----- Given data -----

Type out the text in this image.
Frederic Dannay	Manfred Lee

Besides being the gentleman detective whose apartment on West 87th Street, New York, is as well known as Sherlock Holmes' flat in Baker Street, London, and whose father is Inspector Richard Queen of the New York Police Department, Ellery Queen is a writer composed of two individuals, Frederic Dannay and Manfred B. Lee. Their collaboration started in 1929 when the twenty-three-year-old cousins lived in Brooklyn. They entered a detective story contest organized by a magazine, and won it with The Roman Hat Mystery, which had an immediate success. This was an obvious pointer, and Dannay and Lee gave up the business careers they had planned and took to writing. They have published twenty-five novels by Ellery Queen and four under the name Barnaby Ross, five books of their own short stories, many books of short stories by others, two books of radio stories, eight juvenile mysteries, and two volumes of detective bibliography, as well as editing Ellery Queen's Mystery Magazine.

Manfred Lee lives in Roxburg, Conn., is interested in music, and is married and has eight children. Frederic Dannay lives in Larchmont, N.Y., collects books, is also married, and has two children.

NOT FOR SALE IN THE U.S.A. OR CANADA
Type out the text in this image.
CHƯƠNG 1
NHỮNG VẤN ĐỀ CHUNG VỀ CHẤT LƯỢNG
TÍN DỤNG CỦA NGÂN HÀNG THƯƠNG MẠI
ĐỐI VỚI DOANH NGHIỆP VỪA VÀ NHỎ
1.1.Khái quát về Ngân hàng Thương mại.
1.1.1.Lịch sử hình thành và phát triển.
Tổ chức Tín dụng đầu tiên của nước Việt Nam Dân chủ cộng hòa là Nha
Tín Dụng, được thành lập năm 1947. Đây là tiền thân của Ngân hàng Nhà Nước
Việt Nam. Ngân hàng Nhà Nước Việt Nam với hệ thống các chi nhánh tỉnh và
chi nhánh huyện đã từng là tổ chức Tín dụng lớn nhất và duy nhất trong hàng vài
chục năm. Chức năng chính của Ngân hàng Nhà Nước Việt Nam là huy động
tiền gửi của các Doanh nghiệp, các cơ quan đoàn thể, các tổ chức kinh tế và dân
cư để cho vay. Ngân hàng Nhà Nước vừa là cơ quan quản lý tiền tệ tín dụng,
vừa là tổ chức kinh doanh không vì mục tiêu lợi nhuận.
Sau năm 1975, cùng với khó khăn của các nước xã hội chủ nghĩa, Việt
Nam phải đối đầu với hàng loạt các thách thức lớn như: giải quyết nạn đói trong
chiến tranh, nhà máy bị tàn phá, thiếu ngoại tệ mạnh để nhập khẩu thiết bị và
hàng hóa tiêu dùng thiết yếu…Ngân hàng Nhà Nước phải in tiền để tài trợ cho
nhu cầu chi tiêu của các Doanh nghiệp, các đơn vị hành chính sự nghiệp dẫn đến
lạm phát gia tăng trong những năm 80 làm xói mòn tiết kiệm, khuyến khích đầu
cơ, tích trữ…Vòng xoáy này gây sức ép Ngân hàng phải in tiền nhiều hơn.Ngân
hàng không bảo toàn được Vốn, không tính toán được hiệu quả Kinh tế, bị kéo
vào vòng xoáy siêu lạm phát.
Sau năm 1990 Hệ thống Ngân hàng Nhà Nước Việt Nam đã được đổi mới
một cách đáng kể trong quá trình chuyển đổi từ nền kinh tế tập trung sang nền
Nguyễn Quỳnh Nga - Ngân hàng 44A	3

-----

• _Set task_
Identify and extract each line of the listing that contains "chính".

• _Final result_
chục năm. Chức năng chính của Ngân hàng Nhà Nước Việt Nam là huy động
nhu cầu chi tiêu của các Doanh nghiệp, các đơn vị hành chính sự nghiệp dẫn đến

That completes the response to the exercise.